[Start RECORDS]
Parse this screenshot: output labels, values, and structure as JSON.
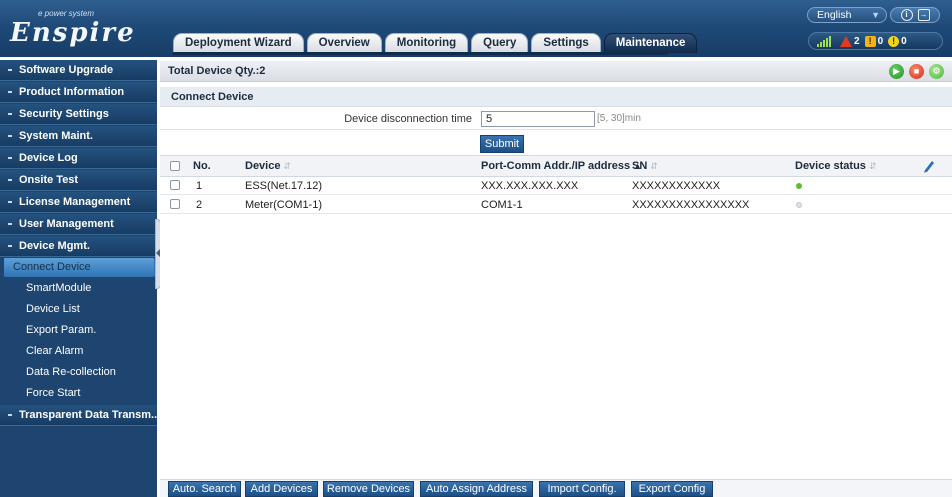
{
  "header": {
    "logo_small": "e power system",
    "logo_big": "Enspire",
    "tabs": [
      "Deployment Wizard",
      "Overview",
      "Monitoring",
      "Query",
      "Settings",
      "Maintenance"
    ],
    "active_tab": "Maintenance",
    "language": "English",
    "alarms": {
      "critical": "2",
      "major": "0",
      "minor": "0"
    }
  },
  "sidebar": {
    "items": [
      "Software Upgrade",
      "Product Information",
      "Security Settings",
      "System Maint.",
      "Device Log",
      "Onsite Test",
      "License Management",
      "User Management",
      "Device Mgmt."
    ],
    "sub_items": [
      "Connect Device",
      "SmartModule",
      "Device List",
      "Export Param.",
      "Clear Alarm",
      "Data Re-collection",
      "Force Start"
    ],
    "active_sub": "Connect Device",
    "last_item": "Transparent Data Transm..."
  },
  "main": {
    "total_label": "Total Device Qty.:2",
    "section_title": "Connect Device",
    "form": {
      "label": "Device disconnection time",
      "value": "5",
      "range": "[5, 30]min",
      "submit": "Submit"
    },
    "columns": [
      "No.",
      "Device",
      "Port-Comm Addr./IP address",
      "SN",
      "Device status"
    ],
    "rows": [
      {
        "no": "1",
        "device": "ESS(Net.17.12)",
        "address": "XXX.XXX.XXX.XXX",
        "sn": "XXXXXXXXXXXX",
        "status": "online"
      },
      {
        "no": "2",
        "device": "Meter(COM1-1)",
        "address": "COM1-1",
        "sn": "XXXXXXXXXXXXXXXX",
        "status": "offline"
      }
    ],
    "buttons": [
      "Auto. Search",
      "Add Devices",
      "Remove Devices",
      "Auto Assign Address",
      "Import Config.",
      "Export Config"
    ]
  },
  "colors": {
    "header_bg": "#1f4a78",
    "sidebar_bg": "#1d456f",
    "button_blue": "#1c4f86",
    "status_online": "#5cc02c",
    "status_offline": "#dde1e6"
  }
}
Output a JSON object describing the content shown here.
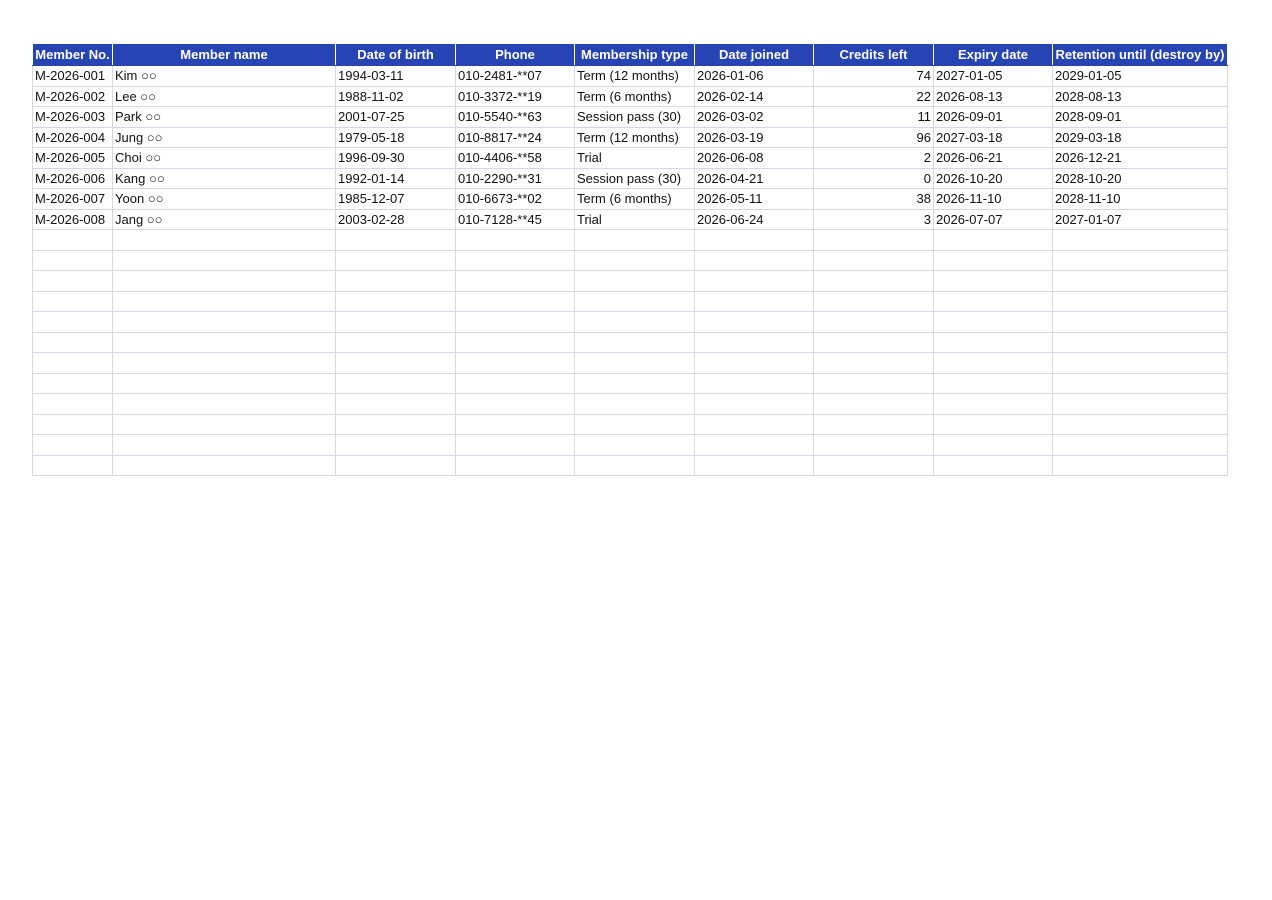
[End RECORDS]
OBJECTIVE —
Reproduce the whole listing word for word, setting aside any pictures.

COMPLETED TASK —
Parse this screenshot: output labels, values, and structure as JSON.
{
  "header": {
    "logo_small": "e power system",
    "logo_big": "Enspire",
    "tabs": [
      "Deployment Wizard",
      "Overview",
      "Monitoring",
      "Query",
      "Settings",
      "Maintenance"
    ],
    "active_tab": "Maintenance",
    "language": "English",
    "alarms": {
      "critical": "2",
      "major": "0",
      "minor": "0"
    }
  },
  "sidebar": {
    "items": [
      "Software Upgrade",
      "Product Information",
      "Security Settings",
      "System Maint.",
      "Device Log",
      "Onsite Test",
      "License Management",
      "User Management",
      "Device Mgmt."
    ],
    "sub_items": [
      "Connect Device",
      "SmartModule",
      "Device List",
      "Export Param.",
      "Clear Alarm",
      "Data Re-collection",
      "Force Start"
    ],
    "active_sub": "Connect Device",
    "last_item": "Transparent Data Transm..."
  },
  "main": {
    "total_label": "Total Device Qty.:2",
    "section_title": "Connect Device",
    "form": {
      "label": "Device disconnection time",
      "value": "5",
      "range": "[5, 30]min",
      "submit": "Submit"
    },
    "columns": [
      "No.",
      "Device",
      "Port-Comm Addr./IP address",
      "SN",
      "Device status"
    ],
    "rows": [
      {
        "no": "1",
        "device": "ESS(Net.17.12)",
        "address": "XXX.XXX.XXX.XXX",
        "sn": "XXXXXXXXXXXX",
        "status": "online"
      },
      {
        "no": "2",
        "device": "Meter(COM1-1)",
        "address": "COM1-1",
        "sn": "XXXXXXXXXXXXXXXX",
        "status": "offline"
      }
    ],
    "buttons": [
      "Auto. Search",
      "Add Devices",
      "Remove Devices",
      "Auto Assign Address",
      "Import Config.",
      "Export Config"
    ]
  },
  "colors": {
    "header_bg": "#1f4a78",
    "sidebar_bg": "#1d456f",
    "button_blue": "#1c4f86",
    "status_online": "#5cc02c",
    "status_offline": "#dde1e6"
  }
}
Output a JSON object describing the content shown here.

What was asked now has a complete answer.